EXERCISE DESCRIPTION ▸
List the lines of this listing that hold the word "муниципальных".

* Begin *

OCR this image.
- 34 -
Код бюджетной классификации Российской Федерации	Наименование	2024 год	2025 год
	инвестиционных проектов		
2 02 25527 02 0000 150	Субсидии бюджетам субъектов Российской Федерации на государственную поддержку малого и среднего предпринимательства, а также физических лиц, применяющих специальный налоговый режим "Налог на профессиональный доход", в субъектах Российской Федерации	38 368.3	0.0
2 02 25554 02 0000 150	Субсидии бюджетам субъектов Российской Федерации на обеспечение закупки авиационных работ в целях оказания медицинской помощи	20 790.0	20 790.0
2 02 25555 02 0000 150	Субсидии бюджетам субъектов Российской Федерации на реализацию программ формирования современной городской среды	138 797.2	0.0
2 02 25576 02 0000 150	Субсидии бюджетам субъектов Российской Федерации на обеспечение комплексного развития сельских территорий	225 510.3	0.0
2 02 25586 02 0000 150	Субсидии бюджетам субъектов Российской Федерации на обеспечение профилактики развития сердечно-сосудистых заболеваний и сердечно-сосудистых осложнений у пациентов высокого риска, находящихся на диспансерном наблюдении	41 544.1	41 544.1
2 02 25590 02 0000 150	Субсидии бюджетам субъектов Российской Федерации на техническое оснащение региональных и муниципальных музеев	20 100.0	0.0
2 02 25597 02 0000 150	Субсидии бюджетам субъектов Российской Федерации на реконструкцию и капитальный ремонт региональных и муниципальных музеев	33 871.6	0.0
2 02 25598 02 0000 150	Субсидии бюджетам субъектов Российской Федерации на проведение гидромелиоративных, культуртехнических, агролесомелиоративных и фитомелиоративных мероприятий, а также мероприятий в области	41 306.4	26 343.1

* End *

WRITTEN RESPONSE ▸
2 02 25590 02 0000 150	Субсидии бюджетам субъектов Российской Федерации на техническое оснащение региональных и муниципальных музеев	20 100.0	0.0
2 02 25597 02 0000 150	Субсидии бюджетам субъектов Российской Федерации на реконструкцию и капитальный ремонт региональных и муниципальных музеев	33 871.6	0.0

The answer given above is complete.